_PROBLEM DETAILS_.
In the entries below, count every line with the word "Preserve". Return only the count.

_SUPPLIED RECORDS_.
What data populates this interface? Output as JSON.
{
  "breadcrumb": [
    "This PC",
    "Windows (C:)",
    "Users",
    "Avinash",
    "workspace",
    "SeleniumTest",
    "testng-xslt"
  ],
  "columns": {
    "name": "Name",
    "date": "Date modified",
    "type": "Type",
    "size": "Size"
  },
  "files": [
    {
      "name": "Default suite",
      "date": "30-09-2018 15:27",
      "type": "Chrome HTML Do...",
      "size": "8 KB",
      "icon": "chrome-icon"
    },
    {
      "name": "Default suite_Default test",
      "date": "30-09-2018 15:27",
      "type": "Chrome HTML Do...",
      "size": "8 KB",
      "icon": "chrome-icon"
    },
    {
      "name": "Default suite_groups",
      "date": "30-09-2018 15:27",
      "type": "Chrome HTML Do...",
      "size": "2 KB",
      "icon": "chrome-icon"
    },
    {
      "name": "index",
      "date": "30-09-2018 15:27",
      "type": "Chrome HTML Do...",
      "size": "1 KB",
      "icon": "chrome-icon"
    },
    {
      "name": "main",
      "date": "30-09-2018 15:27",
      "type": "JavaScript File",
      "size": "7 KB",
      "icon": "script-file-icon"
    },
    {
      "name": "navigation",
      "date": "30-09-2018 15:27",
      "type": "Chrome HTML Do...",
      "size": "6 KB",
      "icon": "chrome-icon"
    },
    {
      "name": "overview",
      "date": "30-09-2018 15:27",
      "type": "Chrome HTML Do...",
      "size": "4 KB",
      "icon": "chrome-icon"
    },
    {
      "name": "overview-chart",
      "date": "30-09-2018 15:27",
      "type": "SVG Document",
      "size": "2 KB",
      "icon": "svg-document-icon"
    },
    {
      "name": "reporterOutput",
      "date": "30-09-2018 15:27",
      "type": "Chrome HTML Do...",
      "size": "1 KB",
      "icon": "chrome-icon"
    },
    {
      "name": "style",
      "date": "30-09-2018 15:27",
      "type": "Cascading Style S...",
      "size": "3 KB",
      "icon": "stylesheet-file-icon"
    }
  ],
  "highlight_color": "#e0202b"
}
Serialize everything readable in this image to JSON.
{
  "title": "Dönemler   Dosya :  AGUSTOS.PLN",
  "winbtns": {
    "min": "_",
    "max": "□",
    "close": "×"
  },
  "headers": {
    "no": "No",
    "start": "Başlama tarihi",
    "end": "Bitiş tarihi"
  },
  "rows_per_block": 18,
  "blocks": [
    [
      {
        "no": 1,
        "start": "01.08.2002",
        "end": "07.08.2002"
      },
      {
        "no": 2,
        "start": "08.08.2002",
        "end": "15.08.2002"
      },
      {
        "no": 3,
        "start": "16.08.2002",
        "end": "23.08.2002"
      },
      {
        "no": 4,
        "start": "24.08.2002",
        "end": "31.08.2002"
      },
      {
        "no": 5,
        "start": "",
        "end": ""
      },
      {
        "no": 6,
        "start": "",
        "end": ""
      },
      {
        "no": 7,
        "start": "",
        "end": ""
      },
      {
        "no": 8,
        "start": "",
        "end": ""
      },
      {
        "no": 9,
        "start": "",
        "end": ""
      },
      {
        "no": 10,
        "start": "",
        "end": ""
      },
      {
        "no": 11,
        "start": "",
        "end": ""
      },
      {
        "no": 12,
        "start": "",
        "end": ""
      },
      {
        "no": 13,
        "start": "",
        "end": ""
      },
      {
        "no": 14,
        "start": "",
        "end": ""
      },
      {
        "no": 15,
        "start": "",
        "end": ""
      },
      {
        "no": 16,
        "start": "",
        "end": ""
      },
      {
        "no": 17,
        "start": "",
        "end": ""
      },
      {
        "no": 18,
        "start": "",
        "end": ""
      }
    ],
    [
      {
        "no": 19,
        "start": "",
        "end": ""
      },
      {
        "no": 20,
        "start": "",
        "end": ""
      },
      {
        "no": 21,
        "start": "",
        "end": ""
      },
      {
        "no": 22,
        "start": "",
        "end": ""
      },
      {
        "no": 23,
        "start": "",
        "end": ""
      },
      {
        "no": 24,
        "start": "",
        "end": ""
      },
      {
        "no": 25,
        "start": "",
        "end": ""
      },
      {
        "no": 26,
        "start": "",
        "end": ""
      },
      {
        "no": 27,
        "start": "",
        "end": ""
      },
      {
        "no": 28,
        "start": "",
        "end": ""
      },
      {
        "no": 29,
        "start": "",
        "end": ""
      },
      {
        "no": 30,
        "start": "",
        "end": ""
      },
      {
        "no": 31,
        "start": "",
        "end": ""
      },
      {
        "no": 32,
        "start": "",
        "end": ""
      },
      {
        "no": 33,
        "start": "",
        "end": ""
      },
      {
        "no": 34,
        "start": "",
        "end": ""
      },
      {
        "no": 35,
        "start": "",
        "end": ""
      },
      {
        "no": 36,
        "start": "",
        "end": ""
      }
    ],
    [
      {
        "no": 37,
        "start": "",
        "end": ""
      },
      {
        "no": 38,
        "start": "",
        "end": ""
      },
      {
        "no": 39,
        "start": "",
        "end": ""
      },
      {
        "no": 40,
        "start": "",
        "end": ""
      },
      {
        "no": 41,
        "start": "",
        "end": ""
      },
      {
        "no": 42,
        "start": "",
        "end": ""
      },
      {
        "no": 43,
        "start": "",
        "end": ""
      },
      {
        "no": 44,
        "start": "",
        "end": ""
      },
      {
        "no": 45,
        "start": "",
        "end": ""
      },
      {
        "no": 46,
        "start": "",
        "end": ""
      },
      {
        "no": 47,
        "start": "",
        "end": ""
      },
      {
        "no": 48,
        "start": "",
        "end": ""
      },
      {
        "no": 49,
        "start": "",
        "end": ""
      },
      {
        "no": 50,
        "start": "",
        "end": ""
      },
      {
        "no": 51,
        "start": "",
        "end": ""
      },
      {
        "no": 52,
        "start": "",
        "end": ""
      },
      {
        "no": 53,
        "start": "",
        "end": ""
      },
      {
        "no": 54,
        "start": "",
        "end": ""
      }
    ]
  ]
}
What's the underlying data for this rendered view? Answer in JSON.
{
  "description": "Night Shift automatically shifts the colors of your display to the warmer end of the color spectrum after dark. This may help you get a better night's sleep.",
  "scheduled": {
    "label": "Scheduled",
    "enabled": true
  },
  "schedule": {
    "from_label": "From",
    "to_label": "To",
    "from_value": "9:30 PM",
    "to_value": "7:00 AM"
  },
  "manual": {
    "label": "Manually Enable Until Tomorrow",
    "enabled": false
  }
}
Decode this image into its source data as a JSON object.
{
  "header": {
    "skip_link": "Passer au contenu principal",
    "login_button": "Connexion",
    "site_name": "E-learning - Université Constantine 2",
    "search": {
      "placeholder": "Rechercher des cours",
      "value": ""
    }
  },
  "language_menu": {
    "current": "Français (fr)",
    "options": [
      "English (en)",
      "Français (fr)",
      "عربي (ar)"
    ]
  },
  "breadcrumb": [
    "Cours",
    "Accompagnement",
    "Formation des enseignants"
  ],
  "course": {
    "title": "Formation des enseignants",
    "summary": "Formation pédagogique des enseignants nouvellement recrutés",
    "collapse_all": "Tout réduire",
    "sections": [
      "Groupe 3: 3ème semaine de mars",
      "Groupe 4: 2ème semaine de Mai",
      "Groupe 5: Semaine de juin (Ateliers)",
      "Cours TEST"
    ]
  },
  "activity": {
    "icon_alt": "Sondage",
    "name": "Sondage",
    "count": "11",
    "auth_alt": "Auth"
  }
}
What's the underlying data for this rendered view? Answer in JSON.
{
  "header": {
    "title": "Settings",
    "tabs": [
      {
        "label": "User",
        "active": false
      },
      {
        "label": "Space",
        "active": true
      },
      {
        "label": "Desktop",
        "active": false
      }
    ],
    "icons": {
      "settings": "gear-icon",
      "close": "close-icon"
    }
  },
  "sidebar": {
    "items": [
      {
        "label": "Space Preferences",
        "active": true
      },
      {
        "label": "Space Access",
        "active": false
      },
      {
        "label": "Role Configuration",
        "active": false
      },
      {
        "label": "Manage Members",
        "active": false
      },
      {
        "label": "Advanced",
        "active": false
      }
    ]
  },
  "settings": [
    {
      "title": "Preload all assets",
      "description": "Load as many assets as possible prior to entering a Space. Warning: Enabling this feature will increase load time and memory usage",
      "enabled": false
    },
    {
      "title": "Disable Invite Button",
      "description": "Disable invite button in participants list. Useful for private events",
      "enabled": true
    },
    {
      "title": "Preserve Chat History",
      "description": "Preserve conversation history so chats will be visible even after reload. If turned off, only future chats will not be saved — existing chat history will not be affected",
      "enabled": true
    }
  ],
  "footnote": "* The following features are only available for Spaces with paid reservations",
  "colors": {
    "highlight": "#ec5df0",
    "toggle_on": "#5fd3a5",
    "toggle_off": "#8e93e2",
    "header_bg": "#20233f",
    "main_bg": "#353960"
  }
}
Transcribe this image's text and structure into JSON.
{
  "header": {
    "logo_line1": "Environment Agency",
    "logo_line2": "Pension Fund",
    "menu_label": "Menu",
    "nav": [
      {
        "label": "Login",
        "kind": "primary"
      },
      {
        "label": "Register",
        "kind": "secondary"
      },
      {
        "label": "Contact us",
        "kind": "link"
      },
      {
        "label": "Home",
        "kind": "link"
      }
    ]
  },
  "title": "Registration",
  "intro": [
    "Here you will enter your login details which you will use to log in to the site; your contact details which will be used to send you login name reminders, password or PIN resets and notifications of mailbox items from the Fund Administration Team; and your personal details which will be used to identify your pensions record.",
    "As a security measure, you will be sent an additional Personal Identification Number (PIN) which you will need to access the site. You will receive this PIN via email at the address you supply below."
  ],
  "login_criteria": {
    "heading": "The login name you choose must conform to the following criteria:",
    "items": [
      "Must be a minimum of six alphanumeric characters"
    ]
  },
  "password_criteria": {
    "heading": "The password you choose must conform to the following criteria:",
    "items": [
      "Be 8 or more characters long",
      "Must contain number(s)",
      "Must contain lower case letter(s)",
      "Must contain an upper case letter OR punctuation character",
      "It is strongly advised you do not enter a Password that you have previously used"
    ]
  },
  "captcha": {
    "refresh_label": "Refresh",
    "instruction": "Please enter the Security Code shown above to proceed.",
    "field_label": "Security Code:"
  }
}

_FULL SOLUTION_.
2